| Exercise requirements |
Update the records from the beginning up to and including the line with "y-tick-label: 0.4 xyxy=(28,383,47,407)": replace "Survival Probability" with "Overall Survival" and leave everything else unchanged.

+++

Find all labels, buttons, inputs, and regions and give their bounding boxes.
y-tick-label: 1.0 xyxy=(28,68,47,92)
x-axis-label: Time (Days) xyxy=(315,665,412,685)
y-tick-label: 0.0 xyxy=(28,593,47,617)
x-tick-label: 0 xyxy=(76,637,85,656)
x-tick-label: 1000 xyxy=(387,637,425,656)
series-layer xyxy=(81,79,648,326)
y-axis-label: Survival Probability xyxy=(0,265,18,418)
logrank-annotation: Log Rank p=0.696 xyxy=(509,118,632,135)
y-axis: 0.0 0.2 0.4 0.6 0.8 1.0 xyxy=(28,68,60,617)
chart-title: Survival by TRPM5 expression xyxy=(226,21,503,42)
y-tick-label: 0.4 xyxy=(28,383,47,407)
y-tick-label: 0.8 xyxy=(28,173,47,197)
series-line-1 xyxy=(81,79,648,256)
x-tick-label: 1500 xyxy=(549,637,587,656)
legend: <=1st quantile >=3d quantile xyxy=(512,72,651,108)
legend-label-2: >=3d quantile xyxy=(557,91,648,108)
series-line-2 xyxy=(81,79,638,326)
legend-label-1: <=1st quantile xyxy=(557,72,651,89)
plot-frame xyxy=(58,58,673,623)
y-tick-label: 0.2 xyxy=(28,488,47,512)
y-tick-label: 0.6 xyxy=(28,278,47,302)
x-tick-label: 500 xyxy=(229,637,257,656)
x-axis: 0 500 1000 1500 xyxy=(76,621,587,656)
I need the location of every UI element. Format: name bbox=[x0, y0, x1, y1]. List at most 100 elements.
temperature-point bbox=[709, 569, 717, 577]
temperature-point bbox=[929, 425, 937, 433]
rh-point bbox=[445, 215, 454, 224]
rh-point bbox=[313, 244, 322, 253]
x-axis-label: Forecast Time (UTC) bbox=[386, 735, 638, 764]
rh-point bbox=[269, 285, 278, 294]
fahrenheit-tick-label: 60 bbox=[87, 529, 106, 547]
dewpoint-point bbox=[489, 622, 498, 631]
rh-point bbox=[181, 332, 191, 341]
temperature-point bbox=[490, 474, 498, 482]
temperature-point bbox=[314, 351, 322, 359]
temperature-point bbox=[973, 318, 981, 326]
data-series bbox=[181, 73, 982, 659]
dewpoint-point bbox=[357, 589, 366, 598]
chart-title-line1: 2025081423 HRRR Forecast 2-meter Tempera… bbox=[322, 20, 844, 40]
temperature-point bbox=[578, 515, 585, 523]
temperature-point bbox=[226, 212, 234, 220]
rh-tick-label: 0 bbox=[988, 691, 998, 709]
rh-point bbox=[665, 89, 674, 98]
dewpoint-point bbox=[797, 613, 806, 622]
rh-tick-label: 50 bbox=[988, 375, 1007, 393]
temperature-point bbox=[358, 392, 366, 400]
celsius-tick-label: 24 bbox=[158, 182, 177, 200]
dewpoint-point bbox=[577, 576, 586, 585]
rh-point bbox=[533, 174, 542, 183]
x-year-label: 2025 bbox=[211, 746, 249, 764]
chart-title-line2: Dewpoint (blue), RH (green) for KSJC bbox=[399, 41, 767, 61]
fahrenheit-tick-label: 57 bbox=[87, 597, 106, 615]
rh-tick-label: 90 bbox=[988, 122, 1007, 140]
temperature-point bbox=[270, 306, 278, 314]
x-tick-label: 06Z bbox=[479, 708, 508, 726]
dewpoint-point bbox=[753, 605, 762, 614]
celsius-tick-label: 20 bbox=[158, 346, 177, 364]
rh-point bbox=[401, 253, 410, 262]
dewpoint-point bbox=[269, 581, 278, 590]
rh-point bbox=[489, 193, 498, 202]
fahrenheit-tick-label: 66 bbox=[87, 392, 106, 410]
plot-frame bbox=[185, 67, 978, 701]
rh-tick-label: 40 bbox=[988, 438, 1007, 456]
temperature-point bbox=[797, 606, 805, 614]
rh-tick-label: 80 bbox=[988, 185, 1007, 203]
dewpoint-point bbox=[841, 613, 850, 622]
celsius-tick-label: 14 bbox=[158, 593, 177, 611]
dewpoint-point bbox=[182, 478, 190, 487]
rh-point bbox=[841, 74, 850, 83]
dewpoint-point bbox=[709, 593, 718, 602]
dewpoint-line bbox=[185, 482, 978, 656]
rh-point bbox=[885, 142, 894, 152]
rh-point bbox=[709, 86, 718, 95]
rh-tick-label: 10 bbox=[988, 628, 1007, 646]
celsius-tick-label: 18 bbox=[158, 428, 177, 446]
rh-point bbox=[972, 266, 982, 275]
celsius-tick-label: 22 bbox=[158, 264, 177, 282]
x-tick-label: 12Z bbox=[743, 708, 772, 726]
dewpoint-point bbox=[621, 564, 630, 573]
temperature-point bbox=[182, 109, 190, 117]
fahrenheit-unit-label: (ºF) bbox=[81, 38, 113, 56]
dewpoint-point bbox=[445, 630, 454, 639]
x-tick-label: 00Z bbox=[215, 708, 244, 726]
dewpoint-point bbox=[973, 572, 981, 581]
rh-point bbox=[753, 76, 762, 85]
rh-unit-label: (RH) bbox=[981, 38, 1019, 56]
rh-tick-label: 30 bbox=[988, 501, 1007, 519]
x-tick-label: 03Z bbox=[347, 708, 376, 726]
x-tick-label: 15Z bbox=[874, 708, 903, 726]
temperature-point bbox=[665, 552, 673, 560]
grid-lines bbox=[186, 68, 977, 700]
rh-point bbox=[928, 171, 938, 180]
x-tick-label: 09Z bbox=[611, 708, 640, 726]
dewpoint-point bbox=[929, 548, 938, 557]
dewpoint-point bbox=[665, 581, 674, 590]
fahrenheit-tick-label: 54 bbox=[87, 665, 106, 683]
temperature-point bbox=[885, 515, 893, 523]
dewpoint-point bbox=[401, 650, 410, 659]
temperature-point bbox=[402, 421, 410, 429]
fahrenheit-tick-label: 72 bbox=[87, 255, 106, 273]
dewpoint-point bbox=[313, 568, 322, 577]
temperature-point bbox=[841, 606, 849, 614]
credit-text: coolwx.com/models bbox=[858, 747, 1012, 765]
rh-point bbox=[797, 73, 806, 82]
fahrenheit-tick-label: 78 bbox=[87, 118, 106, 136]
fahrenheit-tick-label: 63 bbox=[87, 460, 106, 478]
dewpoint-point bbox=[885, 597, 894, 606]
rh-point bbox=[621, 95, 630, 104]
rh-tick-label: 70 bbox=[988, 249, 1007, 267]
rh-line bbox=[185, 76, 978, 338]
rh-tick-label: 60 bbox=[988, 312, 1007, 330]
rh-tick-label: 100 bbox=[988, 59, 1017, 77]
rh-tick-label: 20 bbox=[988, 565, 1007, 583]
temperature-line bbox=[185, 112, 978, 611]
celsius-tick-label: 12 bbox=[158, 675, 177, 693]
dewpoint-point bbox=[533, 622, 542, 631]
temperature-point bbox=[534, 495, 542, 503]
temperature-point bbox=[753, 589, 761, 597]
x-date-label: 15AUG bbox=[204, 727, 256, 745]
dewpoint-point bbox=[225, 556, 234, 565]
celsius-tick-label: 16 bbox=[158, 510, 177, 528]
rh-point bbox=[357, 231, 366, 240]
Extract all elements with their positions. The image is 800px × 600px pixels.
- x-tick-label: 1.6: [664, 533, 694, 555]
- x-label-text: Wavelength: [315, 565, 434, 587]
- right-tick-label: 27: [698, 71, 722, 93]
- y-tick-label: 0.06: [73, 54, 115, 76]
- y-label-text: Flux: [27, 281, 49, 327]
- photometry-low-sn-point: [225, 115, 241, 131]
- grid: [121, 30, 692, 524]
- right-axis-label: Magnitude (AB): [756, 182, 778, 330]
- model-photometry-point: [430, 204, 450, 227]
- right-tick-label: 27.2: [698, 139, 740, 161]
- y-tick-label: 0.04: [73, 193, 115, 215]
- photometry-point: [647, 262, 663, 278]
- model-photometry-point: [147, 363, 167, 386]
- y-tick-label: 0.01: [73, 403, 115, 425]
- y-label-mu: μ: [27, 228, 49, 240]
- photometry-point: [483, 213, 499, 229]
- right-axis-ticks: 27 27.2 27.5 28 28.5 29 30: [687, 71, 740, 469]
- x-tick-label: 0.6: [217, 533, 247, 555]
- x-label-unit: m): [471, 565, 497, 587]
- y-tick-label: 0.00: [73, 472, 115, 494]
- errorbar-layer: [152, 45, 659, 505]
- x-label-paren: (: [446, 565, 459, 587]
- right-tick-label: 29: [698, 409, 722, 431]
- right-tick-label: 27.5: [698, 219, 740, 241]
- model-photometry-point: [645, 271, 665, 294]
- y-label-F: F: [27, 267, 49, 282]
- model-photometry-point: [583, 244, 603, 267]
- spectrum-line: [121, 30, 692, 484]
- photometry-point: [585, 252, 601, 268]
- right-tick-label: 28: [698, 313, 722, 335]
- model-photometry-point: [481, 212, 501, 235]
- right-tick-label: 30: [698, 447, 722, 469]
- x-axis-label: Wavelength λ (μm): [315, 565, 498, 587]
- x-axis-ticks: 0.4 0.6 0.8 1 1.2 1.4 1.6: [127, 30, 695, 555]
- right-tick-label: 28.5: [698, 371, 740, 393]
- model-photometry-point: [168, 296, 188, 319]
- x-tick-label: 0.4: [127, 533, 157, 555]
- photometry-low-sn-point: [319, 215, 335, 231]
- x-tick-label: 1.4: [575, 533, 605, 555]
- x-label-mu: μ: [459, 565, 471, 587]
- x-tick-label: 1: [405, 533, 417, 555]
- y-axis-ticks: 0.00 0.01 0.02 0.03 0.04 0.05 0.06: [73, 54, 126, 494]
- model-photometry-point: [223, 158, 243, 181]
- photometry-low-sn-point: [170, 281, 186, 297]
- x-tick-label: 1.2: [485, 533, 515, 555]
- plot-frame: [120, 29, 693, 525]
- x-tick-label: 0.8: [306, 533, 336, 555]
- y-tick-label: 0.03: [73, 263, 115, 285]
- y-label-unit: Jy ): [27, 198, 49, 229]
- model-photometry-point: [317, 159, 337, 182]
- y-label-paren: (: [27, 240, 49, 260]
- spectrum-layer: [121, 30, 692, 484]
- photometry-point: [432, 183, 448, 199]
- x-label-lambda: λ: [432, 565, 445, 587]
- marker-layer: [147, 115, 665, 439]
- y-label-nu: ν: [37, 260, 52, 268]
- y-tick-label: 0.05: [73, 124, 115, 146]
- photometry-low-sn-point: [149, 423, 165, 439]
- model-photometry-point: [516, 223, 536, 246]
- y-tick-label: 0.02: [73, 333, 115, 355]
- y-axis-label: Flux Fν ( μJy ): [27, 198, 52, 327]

+++

| Final result |
Find all labels, buttons, inputs, and regions and give their bounding boxes.
y-tick-label: 1.0 xyxy=(28,68,47,92)
x-axis-label: Time (Days) xyxy=(315,665,412,685)
y-tick-label: 0.0 xyxy=(28,593,47,617)
x-tick-label: 0 xyxy=(76,637,85,656)
x-tick-label: 1000 xyxy=(387,637,425,656)
series-layer xyxy=(81,79,648,326)
y-axis-label: Overall Survival xyxy=(0,265,18,418)
logrank-annotation: Log Rank p=0.696 xyxy=(509,118,632,135)
y-axis: 0.0 0.2 0.4 0.6 0.8 1.0 xyxy=(28,68,60,617)
chart-title: Survival by TRPM5 expression xyxy=(226,21,503,42)
y-tick-label: 0.4 xyxy=(28,383,47,407)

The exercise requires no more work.